■ Requirement
Repeat the records below exactly.

——————

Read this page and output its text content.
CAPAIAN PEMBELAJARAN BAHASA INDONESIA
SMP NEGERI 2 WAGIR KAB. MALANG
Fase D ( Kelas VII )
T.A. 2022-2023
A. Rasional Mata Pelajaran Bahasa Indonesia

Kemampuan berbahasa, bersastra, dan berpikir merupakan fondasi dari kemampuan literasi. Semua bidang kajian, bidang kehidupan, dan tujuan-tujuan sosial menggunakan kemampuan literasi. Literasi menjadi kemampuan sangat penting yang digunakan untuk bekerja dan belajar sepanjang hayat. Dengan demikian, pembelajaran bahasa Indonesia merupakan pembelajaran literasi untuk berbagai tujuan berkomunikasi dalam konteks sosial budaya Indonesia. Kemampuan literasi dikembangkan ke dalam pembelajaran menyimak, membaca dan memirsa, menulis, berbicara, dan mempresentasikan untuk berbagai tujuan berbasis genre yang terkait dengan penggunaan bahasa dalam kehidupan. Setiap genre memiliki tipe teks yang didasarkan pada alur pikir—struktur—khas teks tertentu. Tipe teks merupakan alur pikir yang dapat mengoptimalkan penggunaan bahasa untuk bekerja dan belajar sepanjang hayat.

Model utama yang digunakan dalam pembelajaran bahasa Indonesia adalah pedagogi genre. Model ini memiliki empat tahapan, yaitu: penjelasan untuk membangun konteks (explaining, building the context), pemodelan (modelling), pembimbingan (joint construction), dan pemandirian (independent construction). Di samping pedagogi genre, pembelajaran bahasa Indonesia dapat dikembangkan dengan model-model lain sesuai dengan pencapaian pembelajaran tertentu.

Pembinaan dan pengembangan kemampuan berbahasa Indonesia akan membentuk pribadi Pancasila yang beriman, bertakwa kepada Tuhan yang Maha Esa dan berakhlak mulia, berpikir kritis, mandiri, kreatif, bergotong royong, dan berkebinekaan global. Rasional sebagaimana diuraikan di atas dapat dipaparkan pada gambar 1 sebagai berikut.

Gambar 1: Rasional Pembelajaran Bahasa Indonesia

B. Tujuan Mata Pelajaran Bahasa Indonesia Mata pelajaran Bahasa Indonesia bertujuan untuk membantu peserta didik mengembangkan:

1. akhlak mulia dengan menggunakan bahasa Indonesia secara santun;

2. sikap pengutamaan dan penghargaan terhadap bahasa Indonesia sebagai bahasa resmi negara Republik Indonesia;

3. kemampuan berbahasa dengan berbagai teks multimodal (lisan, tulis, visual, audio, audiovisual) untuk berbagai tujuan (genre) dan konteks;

——————

■ Response
Read this page and output its text content.
CAPAIAN PEMBELAJARAN BAHASA INDONESIA
SMP NEGERI 2 WAGIR KAB. MALANG
Fase D ( Kelas VII )
T.A. 2022-2023
A. Rasional Mata Pelajaran Bahasa Indonesia

Kemampuan berbahasa, bersastra, dan berpikir merupakan fondasi dari kemampuan literasi. Semua bidang kajian, bidang kehidupan, dan tujuan-tujuan sosial menggunakan kemampuan literasi. Literasi menjadi kemampuan sangat penting yang digunakan untuk bekerja dan belajar sepanjang hayat. Dengan demikian, pembelajaran bahasa Indonesia merupakan pembelajaran literasi untuk berbagai tujuan berkomunikasi dalam konteks sosial budaya Indonesia. Kemampuan literasi dikembangkan ke dalam pembelajaran menyimak, membaca dan memirsa, menulis, berbicara, dan mempresentasikan untuk berbagai tujuan berbasis genre yang terkait dengan penggunaan bahasa dalam kehidupan. Setiap genre memiliki tipe teks yang didasarkan pada alur pikir—struktur—khas teks tertentu. Tipe teks merupakan alur pikir yang dapat mengoptimalkan penggunaan bahasa untuk bekerja dan belajar sepanjang hayat.

Model utama yang digunakan dalam pembelajaran bahasa Indonesia adalah pedagogi genre. Model ini memiliki empat tahapan, yaitu: penjelasan untuk membangun konteks (explaining, building the context), pemodelan (modelling), pembimbingan (joint construction), dan pemandirian (independent construction). Di samping pedagogi genre, pembelajaran bahasa Indonesia dapat dikembangkan dengan model-model lain sesuai dengan pencapaian pembelajaran tertentu.

Pembinaan dan pengembangan kemampuan berbahasa Indonesia akan membentuk pribadi Pancasila yang beriman, bertakwa kepada Tuhan yang Maha Esa dan berakhlak mulia, berpikir kritis, mandiri, kreatif, bergotong royong, dan berkebinekaan global. Rasional sebagaimana diuraikan di atas dapat dipaparkan pada gambar 1 sebagai berikut.

Gambar 1: Rasional Pembelajaran Bahasa Indonesia

B. Tujuan Mata Pelajaran Bahasa Indonesia Mata pelajaran Bahasa Indonesia bertujuan untuk membantu peserta didik mengembangkan:

1. akhlak mulia dengan menggunakan bahasa Indonesia secara santun;

2. sikap pengutamaan dan penghargaan terhadap bahasa Indonesia sebagai bahasa resmi negara Republik Indonesia;

3. kemampuan berbahasa dengan berbagai teks multimodal (lisan, tulis, visual, audio, audiovisual) untuk berbagai tujuan (genre) dan konteks;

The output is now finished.